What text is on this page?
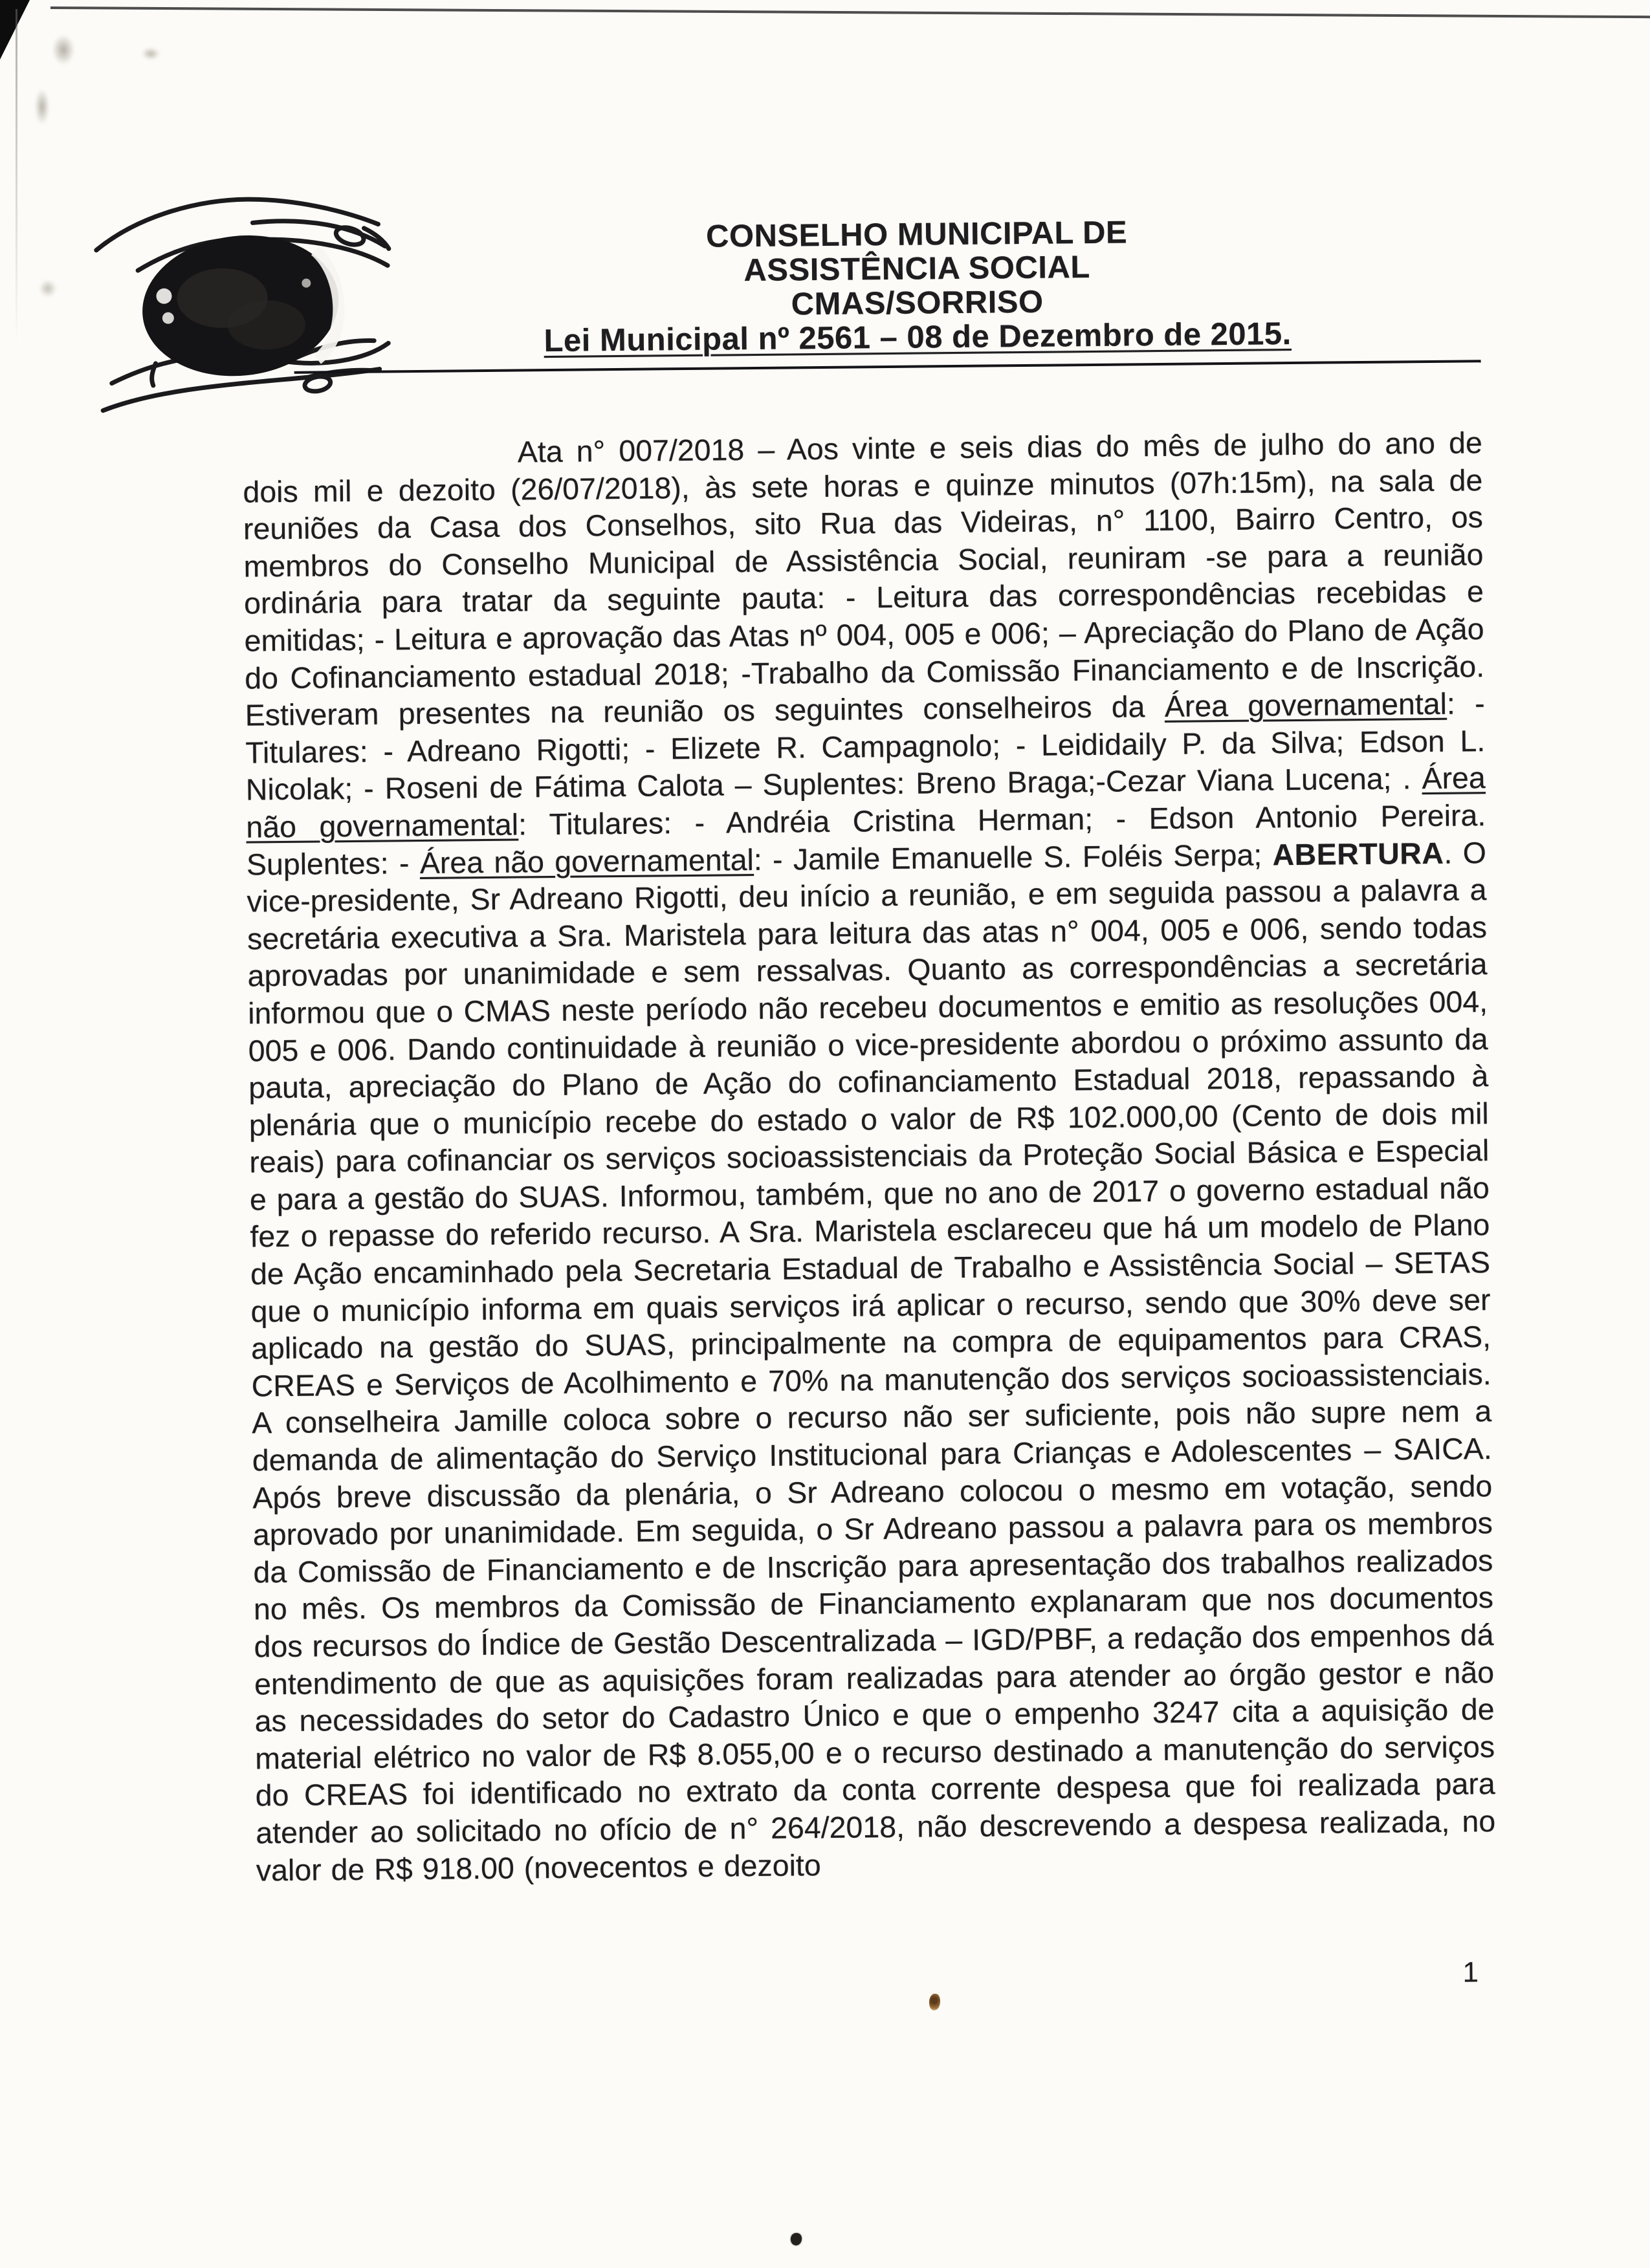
CONSELHO MUNICIPAL DE
ASSISTÊNCIA SOCIAL
CMAS/SORRISO
Lei Municipal nº 2561 – 08 de Dezembro de 2015.

Ata n° 007/2018 – Aos vinte e seis dias do mês de julho do ano de dois mil e dezoito (26/07/2018), às sete horas e quinze minutos (07h:15m), na sala de reuniões da Casa dos Conselhos, sito Rua das Videiras, n° 1100, Bairro Centro, os membros do Conselho Municipal de Assistência Social, reuniram -se para a reunião ordinária para tratar da seguinte pauta: - Leitura das correspondências recebidas e emitidas; - Leitura e aprovação das Atas nº 004, 005 e 006; – Apreciação do Plano de Ação do Cofinanciamento estadual 2018; -Trabalho da Comissão Financiamento e de Inscrição. Estiveram presentes na reunião os seguintes conselheiros da Área governamental: - Titulares: - Adreano Rigotti; - Elizete R. Campagnolo; - Leididaily P. da Silva; Edson L. Nicolak; - Roseni de Fátima Calota – Suplentes: Breno Braga;-Cezar Viana Lucena; . Área não governamental: Titulares: - Andréia Cristina Herman; - Edson Antonio Pereira. Suplentes: - Área não governamental: - Jamile Emanuelle S. Foléis Serpa; ABERTURA. O vice-presidente, Sr Adreano Rigotti, deu início a reunião, e em seguida passou a palavra a secretária executiva a Sra. Maristela para leitura das atas n° 004, 005 e 006, sendo todas aprovadas por unanimidade e sem ressalvas. Quanto as correspondências a secretária informou que o CMAS neste período não recebeu documentos e emitio as resoluções 004, 005 e 006. Dando continuidade à reunião o vice-presidente abordou o próximo assunto da pauta, apreciação do Plano de Ação do cofinanciamento Estadual 2018, repassando à plenária que o município recebe do estado o valor de R$ 102.000,00 (Cento de dois mil reais) para cofinanciar os serviços socioassistenciais da Proteção Social Básica e Especial e para a gestão do SUAS. Informou, também, que no ano de 2017 o governo estadual não fez o repasse do referido recurso. A Sra. Maristela esclareceu que há um modelo de Plano de Ação encaminhado pela Secretaria Estadual de Trabalho e Assistência Social – SETAS que o município informa em quais serviços irá aplicar o recurso, sendo que 30% deve ser aplicado na gestão do SUAS, principalmente na compra de equipamentos para CRAS, CREAS e Serviços de Acolhimento e 70% na manutenção dos serviços socioassistenciais. A conselheira Jamille coloca sobre o recurso não ser suficiente, pois não supre nem a demanda de alimentação do Serviço Institucional para Crianças e Adolescentes – SAICA. Após breve discussão da plenária, o Sr Adreano colocou o mesmo em votação, sendo aprovado por unanimidade. Em seguida, o Sr Adreano passou a palavra para os membros da Comissão de Financiamento e de Inscrição para apresentação dos trabalhos realizados no mês. Os membros da Comissão de Financiamento explanaram que nos documentos dos recursos do Índice de Gestão Descentralizada – IGD/PBF, a redação dos empenhos dá entendimento de que as aquisições foram realizadas para atender ao órgão gestor e não as necessidades do setor do Cadastro Único e que o empenho 3247 cita a aquisição de material elétrico no valor de R$ 8.055,00 e o recurso destinado a manutenção do serviços do CREAS foi identificado no extrato da conta corrente despesa que foi realizada para atender ao solicitado no ofício de n° 264/2018, não descrevendo a despesa realizada, no valor de R$ 918.00 (novecentos e dezoito

1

Written instruction: Quote all of the entries word for word, omitting any pictures.

Answer to this problem:
What text is on this page?
CONSELHO MUNICIPAL DE
ASSISTÊNCIA SOCIAL
CMAS/SORRISO
Lei Municipal nº 2561 – 08 de Dezembro de 2015.

Ata n° 007/2018 – Aos vinte e seis dias do mês de julho do ano de dois mil e dezoito (26/07/2018), às sete horas e quinze minutos (07h:15m), na sala de reuniões da Casa dos Conselhos, sito Rua das Videiras, n° 1100, Bairro Centro, os membros do Conselho Municipal de Assistência Social, reuniram -se para a reunião ordinária para tratar da seguinte pauta: - Leitura das correspondências recebidas e emitidas; - Leitura e aprovação das Atas nº 004, 005 e 006; – Apreciação do Plano de Ação do Cofinanciamento estadual 2018; -Trabalho da Comissão Financiamento e de Inscrição. Estiveram presentes na reunião os seguintes conselheiros da Área governamental: - Titulares: - Adreano Rigotti; - Elizete R. Campagnolo; - Leididaily P. da Silva; Edson L. Nicolak; - Roseni de Fátima Calota – Suplentes: Breno Braga;-Cezar Viana Lucena; . Área não governamental: Titulares: - Andréia Cristina Herman; - Edson Antonio Pereira. Suplentes: - Área não governamental: - Jamile Emanuelle S. Foléis Serpa; ABERTURA. O vice-presidente, Sr Adreano Rigotti, deu início a reunião, e em seguida passou a palavra a secretária executiva a Sra. Maristela para leitura das atas n° 004, 005 e 006, sendo todas aprovadas por unanimidade e sem ressalvas. Quanto as correspondências a secretária informou que o CMAS neste período não recebeu documentos e emitio as resoluções 004, 005 e 006. Dando continuidade à reunião o vice-presidente abordou o próximo assunto da pauta, apreciação do Plano de Ação do cofinanciamento Estadual 2018, repassando à plenária que o município recebe do estado o valor de R$ 102.000,00 (Cento de dois mil reais) para cofinanciar os serviços socioassistenciais da Proteção Social Básica e Especial e para a gestão do SUAS. Informou, também, que no ano de 2017 o governo estadual não fez o repasse do referido recurso. A Sra. Maristela esclareceu que há um modelo de Plano de Ação encaminhado pela Secretaria Estadual de Trabalho e Assistência Social – SETAS que o município informa em quais serviços irá aplicar o recurso, sendo que 30% deve ser aplicado na gestão do SUAS, principalmente na compra de equipamentos para CRAS, CREAS e Serviços de Acolhimento e 70% na manutenção dos serviços socioassistenciais. A conselheira Jamille coloca sobre o recurso não ser suficiente, pois não supre nem a demanda de alimentação do Serviço Institucional para Crianças e Adolescentes – SAICA. Após breve discussão da plenária, o Sr Adreano colocou o mesmo em votação, sendo aprovado por unanimidade. Em seguida, o Sr Adreano passou a palavra para os membros da Comissão de Financiamento e de Inscrição para apresentação dos trabalhos realizados no mês. Os membros da Comissão de Financiamento explanaram que nos documentos dos recursos do Índice de Gestão Descentralizada – IGD/PBF, a redação dos empenhos dá entendimento de que as aquisições foram realizadas para atender ao órgão gestor e não as necessidades do setor do Cadastro Único e que o empenho 3247 cita a aquisição de material elétrico no valor de R$ 8.055,00 e o recurso destinado a manutenção do serviços do CREAS foi identificado no extrato da conta corrente despesa que foi realizada para atender ao solicitado no ofício de n° 264/2018, não descrevendo a despesa realizada, no valor de R$ 918.00 (novecentos e dezoito

1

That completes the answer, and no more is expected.